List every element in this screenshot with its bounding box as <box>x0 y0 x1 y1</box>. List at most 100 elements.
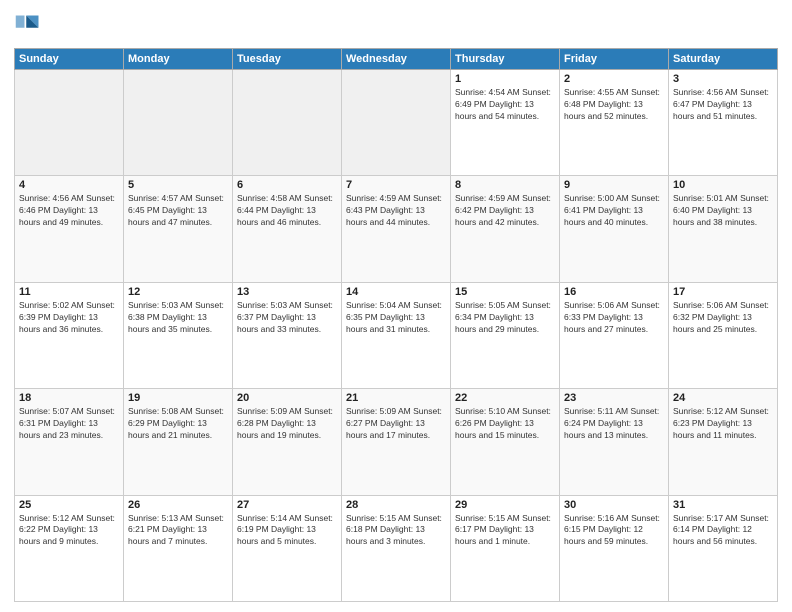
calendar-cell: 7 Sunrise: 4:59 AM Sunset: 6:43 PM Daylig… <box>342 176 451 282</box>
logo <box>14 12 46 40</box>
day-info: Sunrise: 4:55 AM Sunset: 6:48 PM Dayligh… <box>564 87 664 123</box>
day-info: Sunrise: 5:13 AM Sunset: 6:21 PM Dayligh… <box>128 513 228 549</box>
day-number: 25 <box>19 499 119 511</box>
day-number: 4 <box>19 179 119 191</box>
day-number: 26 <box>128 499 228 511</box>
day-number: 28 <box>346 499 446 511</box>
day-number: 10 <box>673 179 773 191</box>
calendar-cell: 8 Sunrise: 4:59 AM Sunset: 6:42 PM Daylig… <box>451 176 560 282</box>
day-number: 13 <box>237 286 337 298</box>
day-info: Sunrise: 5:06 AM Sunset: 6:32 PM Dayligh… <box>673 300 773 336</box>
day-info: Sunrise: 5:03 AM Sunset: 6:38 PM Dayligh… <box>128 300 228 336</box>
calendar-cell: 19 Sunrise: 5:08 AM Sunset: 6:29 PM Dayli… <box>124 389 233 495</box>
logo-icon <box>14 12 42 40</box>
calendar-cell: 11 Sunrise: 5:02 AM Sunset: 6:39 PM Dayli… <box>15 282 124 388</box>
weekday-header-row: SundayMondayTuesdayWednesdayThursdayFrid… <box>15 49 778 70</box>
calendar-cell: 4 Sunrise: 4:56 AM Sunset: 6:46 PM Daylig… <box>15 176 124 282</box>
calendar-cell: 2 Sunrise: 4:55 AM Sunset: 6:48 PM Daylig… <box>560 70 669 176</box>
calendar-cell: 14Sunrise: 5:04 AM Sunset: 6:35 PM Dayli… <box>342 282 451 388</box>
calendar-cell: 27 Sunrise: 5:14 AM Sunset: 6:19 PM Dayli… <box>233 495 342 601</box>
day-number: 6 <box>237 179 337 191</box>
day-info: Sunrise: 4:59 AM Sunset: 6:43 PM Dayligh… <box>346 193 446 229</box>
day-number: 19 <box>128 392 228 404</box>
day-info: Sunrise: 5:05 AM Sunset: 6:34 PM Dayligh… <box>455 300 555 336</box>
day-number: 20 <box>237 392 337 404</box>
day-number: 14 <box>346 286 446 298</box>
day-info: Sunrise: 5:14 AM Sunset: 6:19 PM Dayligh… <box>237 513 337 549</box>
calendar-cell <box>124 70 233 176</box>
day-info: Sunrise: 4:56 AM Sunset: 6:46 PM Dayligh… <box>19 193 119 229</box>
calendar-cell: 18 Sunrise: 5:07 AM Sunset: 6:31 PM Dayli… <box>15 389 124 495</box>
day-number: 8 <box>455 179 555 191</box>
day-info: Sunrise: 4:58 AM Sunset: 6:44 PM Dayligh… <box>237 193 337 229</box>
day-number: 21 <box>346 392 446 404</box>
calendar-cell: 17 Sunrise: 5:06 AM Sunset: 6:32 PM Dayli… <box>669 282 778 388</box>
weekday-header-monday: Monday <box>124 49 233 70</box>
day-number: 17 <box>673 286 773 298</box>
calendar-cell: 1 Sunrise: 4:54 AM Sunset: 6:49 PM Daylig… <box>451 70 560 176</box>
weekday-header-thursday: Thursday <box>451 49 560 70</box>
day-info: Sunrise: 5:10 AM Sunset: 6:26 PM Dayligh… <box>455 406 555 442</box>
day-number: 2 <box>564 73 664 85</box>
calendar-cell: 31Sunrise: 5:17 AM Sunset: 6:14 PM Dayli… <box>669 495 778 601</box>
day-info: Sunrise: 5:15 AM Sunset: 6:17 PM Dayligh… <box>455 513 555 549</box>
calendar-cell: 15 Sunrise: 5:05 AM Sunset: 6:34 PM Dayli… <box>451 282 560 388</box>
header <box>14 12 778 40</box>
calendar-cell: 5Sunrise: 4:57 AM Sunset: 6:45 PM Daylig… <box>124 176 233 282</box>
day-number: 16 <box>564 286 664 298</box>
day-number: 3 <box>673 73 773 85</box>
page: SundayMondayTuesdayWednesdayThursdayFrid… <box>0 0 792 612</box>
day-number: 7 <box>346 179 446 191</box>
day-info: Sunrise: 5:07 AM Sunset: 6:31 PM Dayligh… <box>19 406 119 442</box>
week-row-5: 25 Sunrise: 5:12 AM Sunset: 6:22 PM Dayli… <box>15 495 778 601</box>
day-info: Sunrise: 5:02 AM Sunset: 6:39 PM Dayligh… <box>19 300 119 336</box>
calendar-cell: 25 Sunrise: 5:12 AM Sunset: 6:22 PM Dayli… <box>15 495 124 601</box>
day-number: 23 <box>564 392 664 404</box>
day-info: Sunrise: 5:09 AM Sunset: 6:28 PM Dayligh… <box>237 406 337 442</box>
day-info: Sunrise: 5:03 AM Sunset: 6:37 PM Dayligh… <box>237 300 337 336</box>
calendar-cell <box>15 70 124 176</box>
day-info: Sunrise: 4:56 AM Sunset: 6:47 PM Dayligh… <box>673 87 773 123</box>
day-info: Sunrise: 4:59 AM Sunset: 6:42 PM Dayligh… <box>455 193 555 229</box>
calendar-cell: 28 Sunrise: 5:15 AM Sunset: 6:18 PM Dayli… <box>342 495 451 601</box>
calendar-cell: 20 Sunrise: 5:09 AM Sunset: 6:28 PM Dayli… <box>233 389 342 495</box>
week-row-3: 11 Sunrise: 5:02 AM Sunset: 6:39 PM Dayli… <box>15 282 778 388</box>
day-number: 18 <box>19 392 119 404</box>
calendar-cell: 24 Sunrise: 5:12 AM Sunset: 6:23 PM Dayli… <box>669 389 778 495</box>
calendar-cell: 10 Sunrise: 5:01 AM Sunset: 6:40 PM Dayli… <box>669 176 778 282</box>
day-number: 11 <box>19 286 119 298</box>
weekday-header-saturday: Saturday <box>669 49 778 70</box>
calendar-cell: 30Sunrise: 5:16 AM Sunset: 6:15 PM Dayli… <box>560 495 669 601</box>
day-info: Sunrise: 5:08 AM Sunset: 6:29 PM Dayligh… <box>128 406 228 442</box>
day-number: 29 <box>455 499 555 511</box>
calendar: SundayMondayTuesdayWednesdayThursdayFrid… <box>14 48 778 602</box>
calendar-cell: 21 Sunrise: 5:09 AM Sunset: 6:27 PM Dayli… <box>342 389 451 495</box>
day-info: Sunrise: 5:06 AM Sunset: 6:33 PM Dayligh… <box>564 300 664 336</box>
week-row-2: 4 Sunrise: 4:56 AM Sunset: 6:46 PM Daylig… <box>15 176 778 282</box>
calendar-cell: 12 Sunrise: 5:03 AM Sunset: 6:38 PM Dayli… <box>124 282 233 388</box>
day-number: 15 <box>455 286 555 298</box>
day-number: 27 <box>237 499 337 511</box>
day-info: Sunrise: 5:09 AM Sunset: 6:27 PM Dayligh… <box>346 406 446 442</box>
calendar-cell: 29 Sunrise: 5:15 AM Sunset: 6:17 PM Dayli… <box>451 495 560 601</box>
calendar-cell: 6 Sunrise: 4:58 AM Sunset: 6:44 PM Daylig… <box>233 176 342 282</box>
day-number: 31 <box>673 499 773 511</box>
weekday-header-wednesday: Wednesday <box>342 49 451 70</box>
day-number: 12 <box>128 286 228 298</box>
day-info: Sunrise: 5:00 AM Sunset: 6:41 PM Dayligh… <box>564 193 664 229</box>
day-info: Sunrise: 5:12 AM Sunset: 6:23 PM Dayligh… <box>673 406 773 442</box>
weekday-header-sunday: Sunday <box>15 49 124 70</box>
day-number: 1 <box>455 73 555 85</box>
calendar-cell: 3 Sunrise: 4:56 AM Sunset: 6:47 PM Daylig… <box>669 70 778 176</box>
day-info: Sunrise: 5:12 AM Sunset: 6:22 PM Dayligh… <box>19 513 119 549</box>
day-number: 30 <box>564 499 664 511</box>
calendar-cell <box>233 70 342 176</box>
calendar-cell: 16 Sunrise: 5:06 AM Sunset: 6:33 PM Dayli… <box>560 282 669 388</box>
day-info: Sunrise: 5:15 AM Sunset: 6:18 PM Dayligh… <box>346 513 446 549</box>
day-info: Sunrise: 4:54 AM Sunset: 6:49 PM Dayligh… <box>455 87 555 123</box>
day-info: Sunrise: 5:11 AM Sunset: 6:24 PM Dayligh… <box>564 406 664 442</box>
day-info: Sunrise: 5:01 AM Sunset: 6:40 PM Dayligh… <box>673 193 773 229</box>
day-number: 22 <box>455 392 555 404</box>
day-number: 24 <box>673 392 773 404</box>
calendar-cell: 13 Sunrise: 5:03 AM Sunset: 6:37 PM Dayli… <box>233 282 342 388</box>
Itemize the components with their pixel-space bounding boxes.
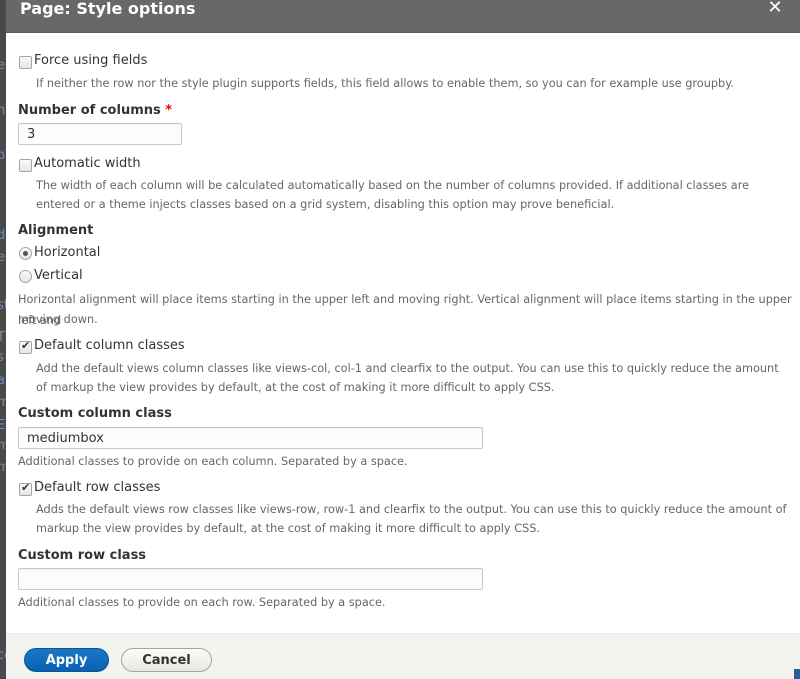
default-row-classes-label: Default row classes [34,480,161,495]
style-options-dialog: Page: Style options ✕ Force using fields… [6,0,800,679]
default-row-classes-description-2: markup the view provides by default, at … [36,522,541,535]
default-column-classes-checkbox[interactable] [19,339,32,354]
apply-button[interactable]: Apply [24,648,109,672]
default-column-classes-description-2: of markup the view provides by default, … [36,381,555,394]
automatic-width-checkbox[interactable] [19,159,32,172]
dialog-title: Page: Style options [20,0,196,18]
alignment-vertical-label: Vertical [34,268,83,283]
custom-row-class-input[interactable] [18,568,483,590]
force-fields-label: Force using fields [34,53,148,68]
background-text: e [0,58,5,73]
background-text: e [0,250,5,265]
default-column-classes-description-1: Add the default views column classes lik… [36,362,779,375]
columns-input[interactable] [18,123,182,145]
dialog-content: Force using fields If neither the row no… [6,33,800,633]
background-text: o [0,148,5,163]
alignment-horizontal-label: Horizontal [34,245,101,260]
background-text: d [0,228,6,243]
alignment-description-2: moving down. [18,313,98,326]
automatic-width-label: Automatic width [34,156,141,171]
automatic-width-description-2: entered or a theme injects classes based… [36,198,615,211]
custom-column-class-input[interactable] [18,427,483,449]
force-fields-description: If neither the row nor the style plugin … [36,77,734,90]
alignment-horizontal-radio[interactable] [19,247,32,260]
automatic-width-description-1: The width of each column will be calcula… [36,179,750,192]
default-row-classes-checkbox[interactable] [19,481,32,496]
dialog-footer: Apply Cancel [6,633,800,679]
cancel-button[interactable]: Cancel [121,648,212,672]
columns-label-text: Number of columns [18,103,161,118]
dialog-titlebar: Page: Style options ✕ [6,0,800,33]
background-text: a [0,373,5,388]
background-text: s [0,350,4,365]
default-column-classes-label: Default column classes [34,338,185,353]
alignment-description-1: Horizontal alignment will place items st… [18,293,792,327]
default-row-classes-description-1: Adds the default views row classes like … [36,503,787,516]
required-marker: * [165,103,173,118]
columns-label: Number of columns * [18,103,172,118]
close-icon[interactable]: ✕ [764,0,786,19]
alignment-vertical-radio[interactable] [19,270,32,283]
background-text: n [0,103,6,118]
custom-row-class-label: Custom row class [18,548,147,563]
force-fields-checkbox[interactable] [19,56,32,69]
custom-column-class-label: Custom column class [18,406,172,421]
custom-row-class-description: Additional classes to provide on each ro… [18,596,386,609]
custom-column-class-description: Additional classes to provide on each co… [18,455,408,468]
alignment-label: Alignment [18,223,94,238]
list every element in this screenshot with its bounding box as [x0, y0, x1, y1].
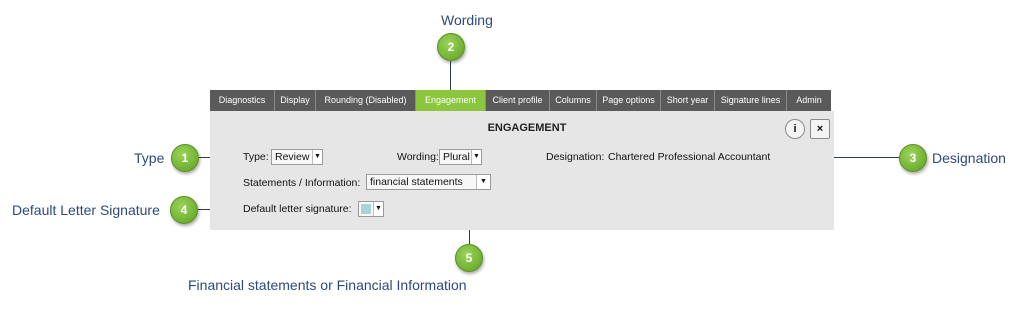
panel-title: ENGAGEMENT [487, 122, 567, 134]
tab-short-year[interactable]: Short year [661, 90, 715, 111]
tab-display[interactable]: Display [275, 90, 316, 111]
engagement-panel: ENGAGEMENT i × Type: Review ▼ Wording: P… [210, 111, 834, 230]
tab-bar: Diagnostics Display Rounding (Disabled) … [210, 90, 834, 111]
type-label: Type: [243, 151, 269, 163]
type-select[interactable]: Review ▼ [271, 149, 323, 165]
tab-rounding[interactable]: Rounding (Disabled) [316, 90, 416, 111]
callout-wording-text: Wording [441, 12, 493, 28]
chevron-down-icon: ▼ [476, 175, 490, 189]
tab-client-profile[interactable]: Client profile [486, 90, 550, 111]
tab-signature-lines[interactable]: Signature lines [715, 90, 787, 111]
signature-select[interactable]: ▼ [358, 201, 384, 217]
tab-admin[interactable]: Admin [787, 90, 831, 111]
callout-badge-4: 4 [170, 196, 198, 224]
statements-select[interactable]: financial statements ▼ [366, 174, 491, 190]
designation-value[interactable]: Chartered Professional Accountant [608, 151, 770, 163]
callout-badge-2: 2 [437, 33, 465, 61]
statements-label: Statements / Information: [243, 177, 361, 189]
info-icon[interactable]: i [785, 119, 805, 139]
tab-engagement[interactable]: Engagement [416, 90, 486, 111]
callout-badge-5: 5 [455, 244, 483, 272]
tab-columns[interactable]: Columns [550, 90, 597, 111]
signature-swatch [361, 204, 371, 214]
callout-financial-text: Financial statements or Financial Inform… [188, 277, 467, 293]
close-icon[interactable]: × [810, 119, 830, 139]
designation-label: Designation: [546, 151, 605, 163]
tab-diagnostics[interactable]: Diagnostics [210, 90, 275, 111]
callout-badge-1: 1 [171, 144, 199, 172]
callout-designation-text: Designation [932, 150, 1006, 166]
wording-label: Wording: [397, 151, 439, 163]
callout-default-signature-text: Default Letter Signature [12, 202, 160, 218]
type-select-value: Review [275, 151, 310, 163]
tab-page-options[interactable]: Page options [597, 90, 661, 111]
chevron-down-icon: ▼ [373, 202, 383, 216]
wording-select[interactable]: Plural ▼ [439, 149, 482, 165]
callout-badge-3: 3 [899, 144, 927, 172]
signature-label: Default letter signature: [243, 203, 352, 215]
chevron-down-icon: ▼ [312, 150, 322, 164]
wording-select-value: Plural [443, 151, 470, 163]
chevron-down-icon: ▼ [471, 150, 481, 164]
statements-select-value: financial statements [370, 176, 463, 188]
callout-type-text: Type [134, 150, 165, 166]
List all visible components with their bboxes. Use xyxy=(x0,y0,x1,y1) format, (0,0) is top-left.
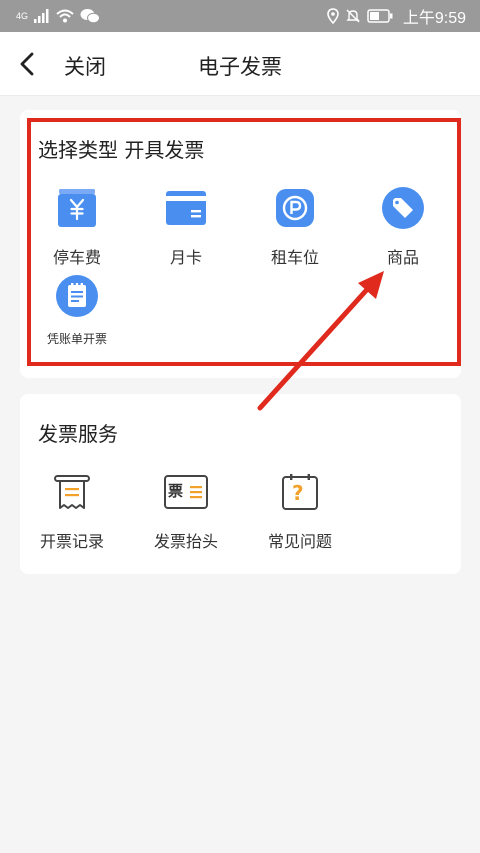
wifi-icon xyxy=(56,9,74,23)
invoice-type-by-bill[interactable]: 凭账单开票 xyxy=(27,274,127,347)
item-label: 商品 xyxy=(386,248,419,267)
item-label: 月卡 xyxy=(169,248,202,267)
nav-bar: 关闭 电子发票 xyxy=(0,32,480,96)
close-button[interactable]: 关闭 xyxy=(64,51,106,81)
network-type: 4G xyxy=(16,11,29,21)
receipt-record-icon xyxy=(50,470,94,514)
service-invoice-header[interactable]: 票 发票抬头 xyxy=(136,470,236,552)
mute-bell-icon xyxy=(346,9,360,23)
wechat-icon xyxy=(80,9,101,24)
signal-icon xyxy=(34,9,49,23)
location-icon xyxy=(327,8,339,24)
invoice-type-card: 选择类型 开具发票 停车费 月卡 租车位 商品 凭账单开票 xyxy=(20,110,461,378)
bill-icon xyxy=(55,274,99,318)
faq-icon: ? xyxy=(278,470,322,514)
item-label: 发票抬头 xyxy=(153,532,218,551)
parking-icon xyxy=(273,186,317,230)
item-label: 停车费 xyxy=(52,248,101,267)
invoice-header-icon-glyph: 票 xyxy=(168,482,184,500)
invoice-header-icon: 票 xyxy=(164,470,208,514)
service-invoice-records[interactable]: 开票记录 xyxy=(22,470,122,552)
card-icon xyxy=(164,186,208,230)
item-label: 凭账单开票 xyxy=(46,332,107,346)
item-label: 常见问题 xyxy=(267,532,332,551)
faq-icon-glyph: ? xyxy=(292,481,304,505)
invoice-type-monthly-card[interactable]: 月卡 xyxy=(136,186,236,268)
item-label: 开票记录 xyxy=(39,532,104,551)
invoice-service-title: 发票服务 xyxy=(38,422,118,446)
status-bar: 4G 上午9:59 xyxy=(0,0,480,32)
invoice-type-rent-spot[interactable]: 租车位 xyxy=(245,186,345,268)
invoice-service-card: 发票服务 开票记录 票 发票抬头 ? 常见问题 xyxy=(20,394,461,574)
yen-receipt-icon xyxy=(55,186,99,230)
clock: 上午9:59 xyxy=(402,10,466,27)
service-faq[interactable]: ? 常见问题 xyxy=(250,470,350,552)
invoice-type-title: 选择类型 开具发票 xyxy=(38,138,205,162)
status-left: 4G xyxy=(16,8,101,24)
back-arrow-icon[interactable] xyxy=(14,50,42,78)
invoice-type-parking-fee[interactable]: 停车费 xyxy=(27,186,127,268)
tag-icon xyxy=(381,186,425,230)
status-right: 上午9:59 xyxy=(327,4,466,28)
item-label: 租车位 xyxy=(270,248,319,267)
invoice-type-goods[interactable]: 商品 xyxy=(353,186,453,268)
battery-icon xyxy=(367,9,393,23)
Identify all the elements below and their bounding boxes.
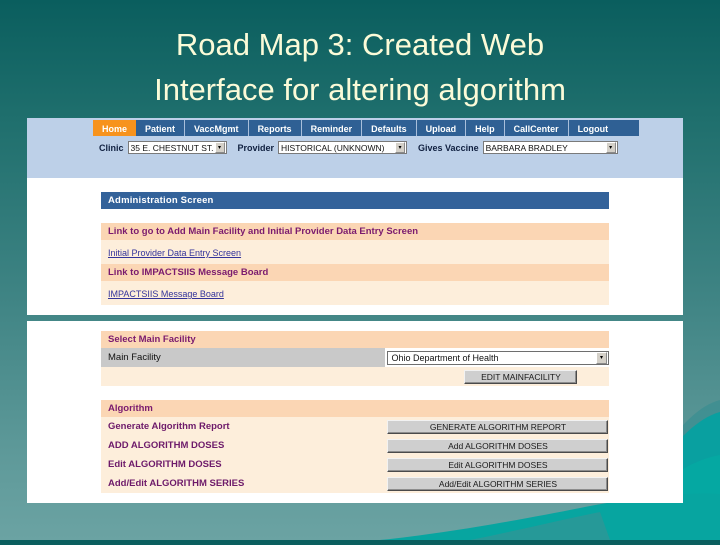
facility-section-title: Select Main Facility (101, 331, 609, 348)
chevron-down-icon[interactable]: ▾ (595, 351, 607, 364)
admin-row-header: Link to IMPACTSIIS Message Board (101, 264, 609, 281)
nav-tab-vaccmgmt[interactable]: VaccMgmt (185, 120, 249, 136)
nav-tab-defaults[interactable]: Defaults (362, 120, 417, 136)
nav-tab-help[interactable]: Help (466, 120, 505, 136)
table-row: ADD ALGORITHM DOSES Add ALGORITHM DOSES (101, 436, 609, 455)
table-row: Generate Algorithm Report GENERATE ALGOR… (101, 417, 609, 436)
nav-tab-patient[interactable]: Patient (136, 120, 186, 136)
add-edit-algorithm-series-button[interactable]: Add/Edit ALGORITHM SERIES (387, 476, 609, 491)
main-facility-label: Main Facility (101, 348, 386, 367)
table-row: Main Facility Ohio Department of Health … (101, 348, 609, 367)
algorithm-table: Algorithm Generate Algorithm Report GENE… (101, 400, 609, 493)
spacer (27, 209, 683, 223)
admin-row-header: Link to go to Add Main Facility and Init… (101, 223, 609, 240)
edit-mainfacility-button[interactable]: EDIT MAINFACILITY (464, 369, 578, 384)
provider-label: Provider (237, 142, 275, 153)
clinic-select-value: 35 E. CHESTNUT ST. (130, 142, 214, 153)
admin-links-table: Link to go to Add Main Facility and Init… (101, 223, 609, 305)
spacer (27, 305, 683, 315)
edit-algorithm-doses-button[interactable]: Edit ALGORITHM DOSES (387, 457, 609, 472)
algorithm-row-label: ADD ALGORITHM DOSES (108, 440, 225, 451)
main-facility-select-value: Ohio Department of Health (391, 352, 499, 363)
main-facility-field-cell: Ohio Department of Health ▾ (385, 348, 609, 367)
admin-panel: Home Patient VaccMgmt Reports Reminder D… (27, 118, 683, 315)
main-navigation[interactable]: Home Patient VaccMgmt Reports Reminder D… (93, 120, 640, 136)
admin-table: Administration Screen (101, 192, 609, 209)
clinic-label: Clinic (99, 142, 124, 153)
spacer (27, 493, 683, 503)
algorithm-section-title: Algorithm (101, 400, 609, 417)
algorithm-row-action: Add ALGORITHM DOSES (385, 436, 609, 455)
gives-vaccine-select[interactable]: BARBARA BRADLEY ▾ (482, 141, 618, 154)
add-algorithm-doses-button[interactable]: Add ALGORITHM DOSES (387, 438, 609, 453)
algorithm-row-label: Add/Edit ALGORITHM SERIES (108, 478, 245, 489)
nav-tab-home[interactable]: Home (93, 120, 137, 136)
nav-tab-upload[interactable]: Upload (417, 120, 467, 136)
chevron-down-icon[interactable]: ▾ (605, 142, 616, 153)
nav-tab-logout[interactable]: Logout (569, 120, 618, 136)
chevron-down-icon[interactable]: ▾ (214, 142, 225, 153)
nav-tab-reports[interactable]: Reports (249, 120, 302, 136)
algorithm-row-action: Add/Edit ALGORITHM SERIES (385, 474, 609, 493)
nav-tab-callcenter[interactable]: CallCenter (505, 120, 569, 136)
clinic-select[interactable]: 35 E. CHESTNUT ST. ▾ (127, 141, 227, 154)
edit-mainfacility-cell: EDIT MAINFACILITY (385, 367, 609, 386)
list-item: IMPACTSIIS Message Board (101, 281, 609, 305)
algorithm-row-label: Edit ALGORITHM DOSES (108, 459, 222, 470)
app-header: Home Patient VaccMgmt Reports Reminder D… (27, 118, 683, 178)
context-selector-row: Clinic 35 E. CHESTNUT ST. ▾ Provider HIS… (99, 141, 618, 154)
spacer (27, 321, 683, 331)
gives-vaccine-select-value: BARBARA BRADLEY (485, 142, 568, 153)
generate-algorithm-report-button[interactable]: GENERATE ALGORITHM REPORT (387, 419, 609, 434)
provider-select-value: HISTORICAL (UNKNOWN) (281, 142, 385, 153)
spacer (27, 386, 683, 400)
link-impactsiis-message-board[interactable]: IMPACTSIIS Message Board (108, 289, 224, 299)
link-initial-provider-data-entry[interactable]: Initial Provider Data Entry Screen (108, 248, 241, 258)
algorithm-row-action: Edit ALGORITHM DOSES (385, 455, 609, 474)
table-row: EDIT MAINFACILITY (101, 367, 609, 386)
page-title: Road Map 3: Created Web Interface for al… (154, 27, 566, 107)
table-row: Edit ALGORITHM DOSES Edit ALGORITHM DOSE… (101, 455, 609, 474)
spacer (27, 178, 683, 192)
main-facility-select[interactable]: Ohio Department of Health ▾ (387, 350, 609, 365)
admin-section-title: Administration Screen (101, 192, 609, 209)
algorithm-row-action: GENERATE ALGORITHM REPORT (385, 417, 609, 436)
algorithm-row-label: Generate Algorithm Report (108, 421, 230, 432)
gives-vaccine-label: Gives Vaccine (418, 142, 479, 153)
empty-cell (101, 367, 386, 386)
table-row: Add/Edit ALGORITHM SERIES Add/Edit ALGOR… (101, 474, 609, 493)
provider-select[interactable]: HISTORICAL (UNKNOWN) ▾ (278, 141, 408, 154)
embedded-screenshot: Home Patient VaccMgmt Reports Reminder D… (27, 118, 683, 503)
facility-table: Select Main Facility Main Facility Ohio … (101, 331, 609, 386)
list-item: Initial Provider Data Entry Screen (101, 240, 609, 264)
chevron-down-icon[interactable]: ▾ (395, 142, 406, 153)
━━━━
■ EXERCISE TASK
Copy out in full every row above that contains the string "Review".

■ WORKED SOLUTION
engagement-panel: ENGAGEMENT i × Type: Review ▼ Wording: P… [210, 111, 834, 230]
type-select[interactable]: Review ▼ [271, 149, 323, 165]
type-select-value: Review [275, 151, 310, 163]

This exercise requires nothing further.